# Stated goal:
Please output every line of the entries below as a numbered list, leaving out blank lines and any pictures.

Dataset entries
^^^^

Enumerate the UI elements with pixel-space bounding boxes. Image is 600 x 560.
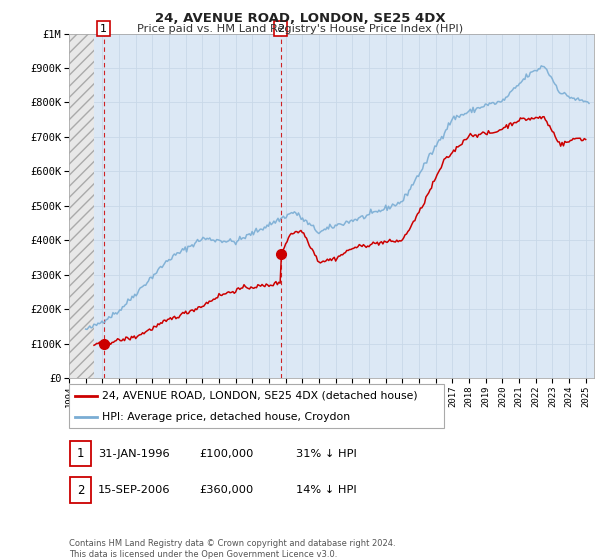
Text: 14% ↓ HPI: 14% ↓ HPI: [296, 485, 356, 495]
Text: 1: 1: [100, 24, 107, 34]
Bar: [69, 34, 94, 378]
Text: 2: 2: [77, 483, 84, 497]
Text: 24, AVENUE ROAD, LONDON, SE25 4DX: 24, AVENUE ROAD, LONDON, SE25 4DX: [155, 12, 445, 25]
Text: 31% ↓ HPI: 31% ↓ HPI: [296, 449, 356, 459]
Text: 2: 2: [277, 24, 284, 34]
Text: HPI: Average price, detached house, Croydon: HPI: Average price, detached house, Croy…: [102, 412, 350, 422]
Text: 1: 1: [77, 447, 84, 460]
Text: Contains HM Land Registry data © Crown copyright and database right 2024.
This d: Contains HM Land Registry data © Crown c…: [69, 539, 395, 559]
FancyBboxPatch shape: [70, 441, 91, 466]
Text: 15-SEP-2006: 15-SEP-2006: [98, 485, 170, 495]
FancyBboxPatch shape: [69, 384, 444, 428]
Text: 24, AVENUE ROAD, LONDON, SE25 4DX (detached house): 24, AVENUE ROAD, LONDON, SE25 4DX (detac…: [102, 391, 418, 401]
Text: Price paid vs. HM Land Registry's House Price Index (HPI): Price paid vs. HM Land Registry's House …: [137, 24, 463, 34]
Text: 31-JAN-1996: 31-JAN-1996: [98, 449, 169, 459]
FancyBboxPatch shape: [70, 477, 91, 503]
Text: £360,000: £360,000: [200, 485, 254, 495]
Text: £100,000: £100,000: [200, 449, 254, 459]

^^^^

# Task response:
1. Enumerate the UI elements with pixel-space bounding boxes. Image is 600 x 560.
2. Text: 14% ↓ HPI: 14% ↓ HPI: [296, 485, 356, 495]
3. Text: 1: 1: [100, 24, 107, 34]
4. Bar: [69, 34, 94, 378]
5. Text: 2: 2: [77, 483, 84, 497]
6. Text: 24, AVENUE ROAD, LONDON, SE25 4DX: 24, AVENUE ROAD, LONDON, SE25 4DX: [155, 12, 445, 25]
7. Text: 31% ↓ HPI: 31% ↓ HPI: [296, 449, 356, 459]
8. Text: 2: 2: [277, 24, 284, 34]
9. Text: HPI: Average price, detached house, Croydon: HPI: Average price, detached house, Croy…: [102, 412, 350, 422]
10. Text: 1: 1: [77, 447, 84, 460]
11. Text: Contains HM Land Registry data © Crown copyright and database right 2024.
12. This d: Contains HM Land Registry data © Crown c…: [69, 539, 395, 559]
13. FancyBboxPatch shape: [70, 441, 91, 466]
14. Text: 15-SEP-2006: 15-SEP-2006: [98, 485, 170, 495]
15. FancyBboxPatch shape: [69, 384, 444, 428]
16. Text: 24, AVENUE ROAD, LONDON, SE25 4DX (detached house): 24, AVENUE ROAD, LONDON, SE25 4DX (detac…: [102, 391, 418, 401]
17. Text: Price paid vs. HM Land Registry's House Price Index (HPI): Price paid vs. HM Land Registry's House …: [137, 24, 463, 34]
18. Text: 31-JAN-1996: 31-JAN-1996: [98, 449, 169, 459]
19. FancyBboxPatch shape: [70, 477, 91, 503]
20. Text: £360,000: £360,000: [200, 485, 254, 495]
21. Text: £100,000: £100,000: [200, 449, 254, 459]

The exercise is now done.